● The exercise: Reproduce this listing in full.
---------------
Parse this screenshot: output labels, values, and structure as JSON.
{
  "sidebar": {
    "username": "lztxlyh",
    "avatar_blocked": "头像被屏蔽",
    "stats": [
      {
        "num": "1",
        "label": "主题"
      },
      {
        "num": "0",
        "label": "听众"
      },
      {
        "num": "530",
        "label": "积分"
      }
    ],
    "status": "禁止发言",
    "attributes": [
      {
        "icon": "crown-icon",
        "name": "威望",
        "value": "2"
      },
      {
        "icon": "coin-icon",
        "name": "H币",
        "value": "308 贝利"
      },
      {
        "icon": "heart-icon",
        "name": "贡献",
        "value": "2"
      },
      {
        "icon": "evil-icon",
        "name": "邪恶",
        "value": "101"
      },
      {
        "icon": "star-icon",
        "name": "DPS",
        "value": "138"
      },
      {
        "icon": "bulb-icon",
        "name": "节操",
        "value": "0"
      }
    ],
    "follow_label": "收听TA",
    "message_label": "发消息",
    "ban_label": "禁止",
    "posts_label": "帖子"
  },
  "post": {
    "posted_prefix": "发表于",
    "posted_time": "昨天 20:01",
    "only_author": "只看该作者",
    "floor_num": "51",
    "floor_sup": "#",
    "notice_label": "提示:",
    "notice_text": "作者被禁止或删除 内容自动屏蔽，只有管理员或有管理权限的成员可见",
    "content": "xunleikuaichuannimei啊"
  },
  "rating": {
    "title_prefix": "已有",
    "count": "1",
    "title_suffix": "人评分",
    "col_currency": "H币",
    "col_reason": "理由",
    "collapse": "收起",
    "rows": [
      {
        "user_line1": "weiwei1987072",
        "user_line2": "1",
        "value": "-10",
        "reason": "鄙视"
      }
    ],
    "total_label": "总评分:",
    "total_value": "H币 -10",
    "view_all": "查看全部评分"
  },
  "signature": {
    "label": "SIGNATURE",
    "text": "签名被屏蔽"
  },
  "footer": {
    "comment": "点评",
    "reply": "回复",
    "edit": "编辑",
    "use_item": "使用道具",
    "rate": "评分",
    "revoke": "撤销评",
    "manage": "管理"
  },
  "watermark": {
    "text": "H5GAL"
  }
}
---------------
● Written solution:
Parse this screenshot: output labels, values, and structure as JSON.
{
  "sidebar": {
    "username": "lztxlyh",
    "avatar_blocked": "头像被屏蔽",
    "stats": [
      {
        "num": "1",
        "label": "主题"
      },
      {
        "num": "0",
        "label": "听众"
      },
      {
        "num": "530",
        "label": "积分"
      }
    ],
    "status": "禁止发言",
    "attributes": [
      {
        "icon": "crown-icon",
        "name": "威望",
        "value": "2"
      },
      {
        "icon": "coin-icon",
        "name": "H币",
        "value": "308 贝利"
      },
      {
        "icon": "heart-icon",
        "name": "贡献",
        "value": "2"
      },
      {
        "icon": "evil-icon",
        "name": "邪恶",
        "value": "101"
      },
      {
        "icon": "star-icon",
        "name": "DPS",
        "value": "138"
      },
      {
        "icon": "bulb-icon",
        "name": "节操",
        "value": "0"
      }
    ],
    "follow_label": "收听TA",
    "message_label": "发消息",
    "ban_label": "禁止",
    "posts_label": "帖子"
  },
  "post": {
    "posted_prefix": "发表于",
    "posted_time": "昨天 20:01",
    "only_author": "只看该作者",
    "floor_num": "51",
    "floor_sup": "#",
    "notice_label": "提示:",
    "notice_text": "作者被禁止或删除 内容自动屏蔽，只有管理员或有管理权限的成员可见",
    "content": "xunleikuaichuannimei啊"
  },
  "rating": {
    "title_prefix": "已有",
    "count": "1",
    "title_suffix": "人评分",
    "col_currency": "H币",
    "col_reason": "理由",
    "collapse": "收起",
    "rows": [
      {
        "user_line1": "weiwei1987072",
        "user_line2": "1",
        "value": "-10",
        "reason": "鄙视"
      }
    ],
    "total_label": "总评分:",
    "total_value": "H币 -10",
    "view_all": "查看全部评分"
  },
  "signature": {
    "label": "SIGNATURE",
    "text": "签名被屏蔽"
  },
  "footer": {
    "comment": "点评",
    "reply": "回复",
    "edit": "编辑",
    "use_item": "使用道具",
    "rate": "评分",
    "revoke": "撤销评",
    "manage": "管理"
  },
  "watermark": {
    "text": "H5GAL"
  }
}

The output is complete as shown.